Reproduce the records below exactly as they appear, omitting any pictures they contain.

-- RECORDS PROVIDED --
>>>>>

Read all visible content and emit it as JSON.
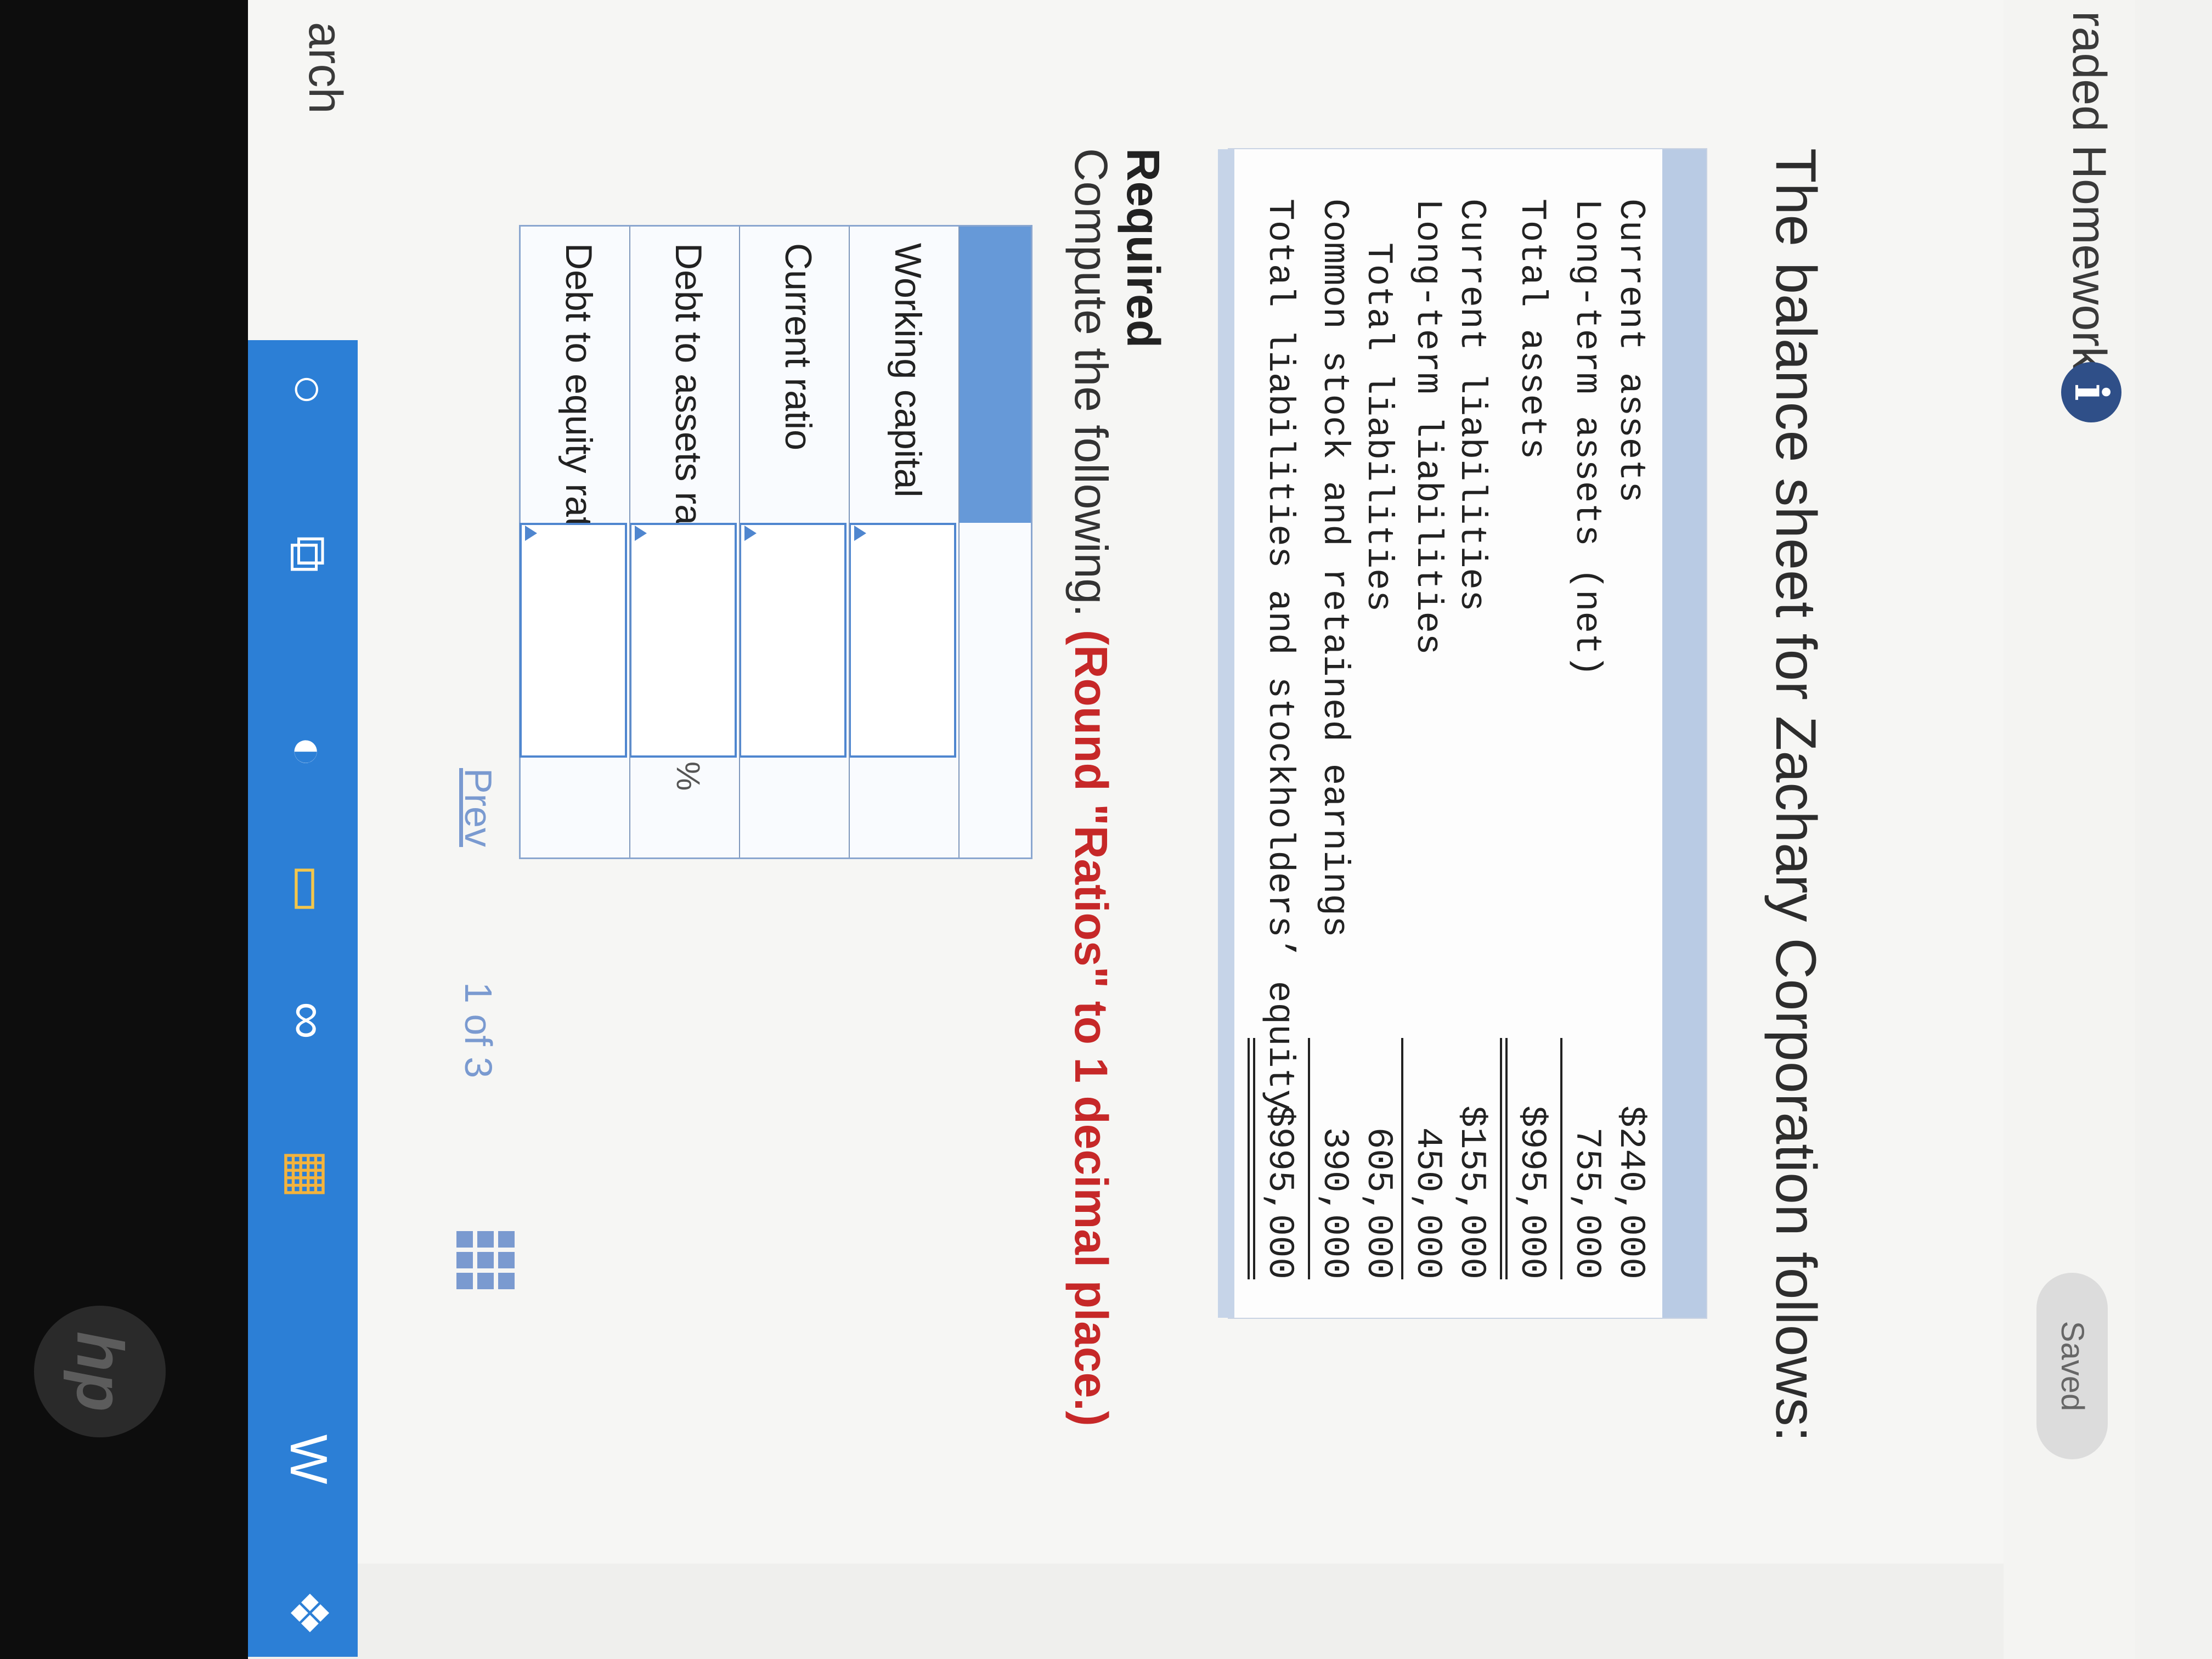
{
  "header": {
    "app_title": "raded Homework",
    "info_icon": "i",
    "saved_label": "Saved"
  },
  "intro": "The balance sheet for Zachary Corporation follows:",
  "balance_sheet": {
    "rows": [
      {
        "label": "Current assets",
        "value": "$240,000"
      },
      {
        "label": "Long-term assets (net)",
        "value": "755,000"
      },
      {
        "label": "Total assets",
        "value": "$995,000"
      },
      {
        "label": "Current liabilities",
        "value": "$155,000"
      },
      {
        "label": "Long-term liabilities",
        "value": "450,000"
      },
      {
        "label": "Total liabilities",
        "value": "605,000"
      },
      {
        "label": "Common stock and retained earnings",
        "value": "390,000"
      },
      {
        "label": "Total liabilities and stockholders’ equity",
        "value": "$995,000"
      }
    ]
  },
  "required": {
    "heading": "Required",
    "text": "Compute the following.",
    "note": "(Round \"Ratios\" to 1 decimal place.)"
  },
  "answer_table": {
    "rows": [
      {
        "label": "Working capital",
        "suffix": ""
      },
      {
        "label": "Current ratio",
        "suffix": ""
      },
      {
        "label": "Debt to assets ratio",
        "suffix": "%"
      },
      {
        "label": "Debt to equity ratio",
        "suffix": ""
      }
    ]
  },
  "pager": {
    "prev": "Prev",
    "count": "1 of 3"
  },
  "taskbar": {
    "search": "arch",
    "icons": [
      "cortana-icon",
      "task-view-icon",
      "edge-icon",
      "file-explorer-icon",
      "infinity-icon",
      "store-icon",
      "word-icon",
      "dropbox-icon"
    ]
  },
  "colors": {
    "accent": "#2c7fd6",
    "table_header": "#6699d8",
    "note_red": "#c62828"
  }
}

<<<<<

-- EXERCISE ANSWER --
Read all visible content and emit it as JSON.
{
  "header": {
    "app_title": "raded Homework",
    "info_icon": "i",
    "saved_label": "Saved"
  },
  "intro": "The balance sheet for Zachary Corporation follows:",
  "balance_sheet": {
    "rows": [
      {
        "label": "Current assets",
        "value": "$240,000"
      },
      {
        "label": "Long-term assets (net)",
        "value": "755,000"
      },
      {
        "label": "Total assets",
        "value": "$995,000"
      },
      {
        "label": "Current liabilities",
        "value": "$155,000"
      },
      {
        "label": "Long-term liabilities",
        "value": "450,000"
      },
      {
        "label": "Total liabilities",
        "value": "605,000"
      },
      {
        "label": "Common stock and retained earnings",
        "value": "390,000"
      },
      {
        "label": "Total liabilities and stockholders’ equity",
        "value": "$995,000"
      }
    ]
  },
  "required": {
    "heading": "Required",
    "text": "Compute the following.",
    "note": "(Round \"Ratios\" to 1 decimal place.)"
  },
  "answer_table": {
    "rows": [
      {
        "label": "Working capital",
        "suffix": ""
      },
      {
        "label": "Current ratio",
        "suffix": ""
      },
      {
        "label": "Debt to assets ratio",
        "suffix": "%"
      },
      {
        "label": "Debt to equity ratio",
        "suffix": ""
      }
    ]
  },
  "pager": {
    "prev": "Prev",
    "count": "1 of 3"
  },
  "taskbar": {
    "search": "arch",
    "icons": [
      "cortana-icon",
      "task-view-icon",
      "edge-icon",
      "file-explorer-icon",
      "infinity-icon",
      "store-icon",
      "word-icon",
      "dropbox-icon"
    ]
  },
  "colors": {
    "accent": "#2c7fd6",
    "table_header": "#6699d8",
    "note_red": "#c62828"
  }
}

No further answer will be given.